### SUPPLIED DATA
>>>>>

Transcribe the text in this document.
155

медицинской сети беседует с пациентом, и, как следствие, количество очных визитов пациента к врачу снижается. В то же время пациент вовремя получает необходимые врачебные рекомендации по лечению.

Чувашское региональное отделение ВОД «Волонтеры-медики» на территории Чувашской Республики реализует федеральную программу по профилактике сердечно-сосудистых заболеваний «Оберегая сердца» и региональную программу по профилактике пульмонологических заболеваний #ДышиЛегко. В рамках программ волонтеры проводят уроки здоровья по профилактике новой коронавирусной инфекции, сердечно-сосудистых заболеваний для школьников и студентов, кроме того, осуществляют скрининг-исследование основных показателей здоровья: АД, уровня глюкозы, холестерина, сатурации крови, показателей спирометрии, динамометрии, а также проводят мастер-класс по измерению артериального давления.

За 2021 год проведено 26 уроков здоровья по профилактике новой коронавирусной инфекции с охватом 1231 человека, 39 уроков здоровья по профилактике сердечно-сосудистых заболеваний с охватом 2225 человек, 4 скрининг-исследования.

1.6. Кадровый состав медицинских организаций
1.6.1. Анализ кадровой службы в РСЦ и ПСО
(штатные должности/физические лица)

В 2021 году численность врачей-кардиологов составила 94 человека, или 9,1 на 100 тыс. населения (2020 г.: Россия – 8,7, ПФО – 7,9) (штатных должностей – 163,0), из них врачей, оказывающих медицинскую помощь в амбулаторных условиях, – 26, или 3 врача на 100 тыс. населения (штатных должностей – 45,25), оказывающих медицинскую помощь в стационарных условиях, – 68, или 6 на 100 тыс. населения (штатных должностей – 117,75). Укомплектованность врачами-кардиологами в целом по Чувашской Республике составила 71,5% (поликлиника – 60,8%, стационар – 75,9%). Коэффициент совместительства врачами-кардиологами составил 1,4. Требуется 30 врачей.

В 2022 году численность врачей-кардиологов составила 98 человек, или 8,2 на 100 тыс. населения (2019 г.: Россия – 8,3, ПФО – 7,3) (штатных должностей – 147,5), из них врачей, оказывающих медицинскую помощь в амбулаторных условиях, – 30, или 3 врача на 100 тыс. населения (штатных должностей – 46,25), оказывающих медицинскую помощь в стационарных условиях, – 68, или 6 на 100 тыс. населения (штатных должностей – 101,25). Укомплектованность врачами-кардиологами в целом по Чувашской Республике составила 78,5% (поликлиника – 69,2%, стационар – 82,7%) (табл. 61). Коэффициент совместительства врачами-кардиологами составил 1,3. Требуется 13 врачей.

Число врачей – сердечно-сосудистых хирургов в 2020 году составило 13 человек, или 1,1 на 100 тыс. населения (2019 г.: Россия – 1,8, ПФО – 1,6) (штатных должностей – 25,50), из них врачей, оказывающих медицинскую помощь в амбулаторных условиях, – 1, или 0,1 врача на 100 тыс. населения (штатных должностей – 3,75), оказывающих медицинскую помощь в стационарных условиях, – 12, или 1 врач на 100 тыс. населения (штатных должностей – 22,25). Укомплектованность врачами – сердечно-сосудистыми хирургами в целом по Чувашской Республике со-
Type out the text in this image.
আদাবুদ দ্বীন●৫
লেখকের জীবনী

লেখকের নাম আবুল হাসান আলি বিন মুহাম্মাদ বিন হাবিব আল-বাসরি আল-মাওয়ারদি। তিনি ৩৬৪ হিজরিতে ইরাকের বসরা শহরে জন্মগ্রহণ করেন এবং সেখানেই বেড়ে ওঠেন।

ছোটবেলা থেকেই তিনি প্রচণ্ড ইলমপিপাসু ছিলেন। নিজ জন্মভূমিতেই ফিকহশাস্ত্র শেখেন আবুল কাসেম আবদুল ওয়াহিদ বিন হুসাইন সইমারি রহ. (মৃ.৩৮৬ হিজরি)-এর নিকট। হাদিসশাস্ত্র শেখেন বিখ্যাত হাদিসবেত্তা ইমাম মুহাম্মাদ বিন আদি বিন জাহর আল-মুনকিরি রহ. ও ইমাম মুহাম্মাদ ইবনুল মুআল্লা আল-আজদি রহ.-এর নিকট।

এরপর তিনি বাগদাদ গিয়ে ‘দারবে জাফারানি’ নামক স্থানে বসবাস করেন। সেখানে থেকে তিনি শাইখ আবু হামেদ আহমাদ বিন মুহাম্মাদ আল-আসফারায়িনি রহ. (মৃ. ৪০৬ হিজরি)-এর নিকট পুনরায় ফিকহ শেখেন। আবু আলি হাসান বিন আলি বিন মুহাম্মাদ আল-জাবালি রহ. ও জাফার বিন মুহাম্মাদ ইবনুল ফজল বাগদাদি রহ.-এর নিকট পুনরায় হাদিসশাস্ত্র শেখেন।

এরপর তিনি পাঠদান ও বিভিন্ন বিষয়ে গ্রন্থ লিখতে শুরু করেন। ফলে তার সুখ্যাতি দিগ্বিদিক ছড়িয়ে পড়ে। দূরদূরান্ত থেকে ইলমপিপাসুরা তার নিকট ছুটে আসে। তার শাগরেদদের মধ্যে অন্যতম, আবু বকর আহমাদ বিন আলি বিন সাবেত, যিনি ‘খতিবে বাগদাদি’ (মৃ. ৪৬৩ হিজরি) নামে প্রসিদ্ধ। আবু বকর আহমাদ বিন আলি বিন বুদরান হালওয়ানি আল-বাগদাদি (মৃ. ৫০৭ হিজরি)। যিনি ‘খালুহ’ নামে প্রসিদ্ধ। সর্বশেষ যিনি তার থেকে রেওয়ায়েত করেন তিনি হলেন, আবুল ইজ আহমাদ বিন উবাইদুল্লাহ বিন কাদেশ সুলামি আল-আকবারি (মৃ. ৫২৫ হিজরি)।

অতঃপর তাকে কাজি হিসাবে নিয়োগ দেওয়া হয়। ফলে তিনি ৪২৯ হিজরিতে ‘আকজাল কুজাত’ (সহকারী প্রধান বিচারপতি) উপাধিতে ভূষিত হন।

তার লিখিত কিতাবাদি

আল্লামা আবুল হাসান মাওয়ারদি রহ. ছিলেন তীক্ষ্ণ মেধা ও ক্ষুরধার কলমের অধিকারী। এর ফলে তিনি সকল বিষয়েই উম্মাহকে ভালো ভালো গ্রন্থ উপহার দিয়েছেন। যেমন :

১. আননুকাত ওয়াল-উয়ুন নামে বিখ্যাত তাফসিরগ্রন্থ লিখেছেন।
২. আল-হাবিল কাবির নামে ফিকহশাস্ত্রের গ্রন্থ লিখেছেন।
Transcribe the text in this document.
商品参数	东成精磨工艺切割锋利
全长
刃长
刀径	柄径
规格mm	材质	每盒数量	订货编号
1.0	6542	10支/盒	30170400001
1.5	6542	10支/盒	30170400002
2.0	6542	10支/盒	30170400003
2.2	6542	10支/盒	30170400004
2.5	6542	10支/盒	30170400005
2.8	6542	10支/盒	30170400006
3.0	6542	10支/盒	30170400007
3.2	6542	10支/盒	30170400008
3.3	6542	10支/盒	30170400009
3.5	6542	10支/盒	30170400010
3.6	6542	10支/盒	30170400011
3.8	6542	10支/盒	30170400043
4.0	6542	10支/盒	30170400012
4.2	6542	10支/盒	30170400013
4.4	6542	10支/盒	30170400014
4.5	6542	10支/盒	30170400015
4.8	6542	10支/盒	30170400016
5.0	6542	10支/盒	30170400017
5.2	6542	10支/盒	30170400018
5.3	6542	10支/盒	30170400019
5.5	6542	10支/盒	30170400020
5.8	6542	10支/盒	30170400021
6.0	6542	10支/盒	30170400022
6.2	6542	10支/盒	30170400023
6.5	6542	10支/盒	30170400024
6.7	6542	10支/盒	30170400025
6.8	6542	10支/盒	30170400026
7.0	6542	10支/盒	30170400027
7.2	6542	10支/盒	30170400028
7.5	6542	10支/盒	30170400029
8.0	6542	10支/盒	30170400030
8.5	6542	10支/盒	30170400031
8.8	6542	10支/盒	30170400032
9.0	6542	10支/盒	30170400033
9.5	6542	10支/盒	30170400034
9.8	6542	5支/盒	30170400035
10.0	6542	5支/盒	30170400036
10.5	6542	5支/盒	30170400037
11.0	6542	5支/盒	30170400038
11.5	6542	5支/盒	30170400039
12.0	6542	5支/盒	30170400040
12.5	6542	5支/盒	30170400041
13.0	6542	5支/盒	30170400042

<<<<<

### JOB
Wherever the word "инфекции" occurs in a line of the listing, copy that line.

### ANSWER IN FULL
Чувашское региональное отделение ВОД «Волонтеры-медики» на территории Чувашской Республики реализует федеральную программу по профилактике сердечно-сосудистых заболеваний «Оберегая сердца» и региональную программу по профилактике пульмонологических заболеваний #ДышиЛегко. В рамках программ волонтеры проводят уроки здоровья по профилактике новой коронавирусной инфекции, сердечно-сосудистых заболеваний для школьников и студентов, кроме того, осуществляют скрининг-исследование основных показателей здоровья: АД, уровня глюкозы, холестерина, сатурации крови, показателей спирометрии, динамометрии, а также проводят мастер-класс по измерению артериального давления.
За 2021 год проведено 26 уроков здоровья по профилактике новой коронавирусной инфекции с охватом 1231 человека, 39 уроков здоровья по профилактике сердечно-сосудистых заболеваний с охватом 2225 человек, 4 скрининг-исследования.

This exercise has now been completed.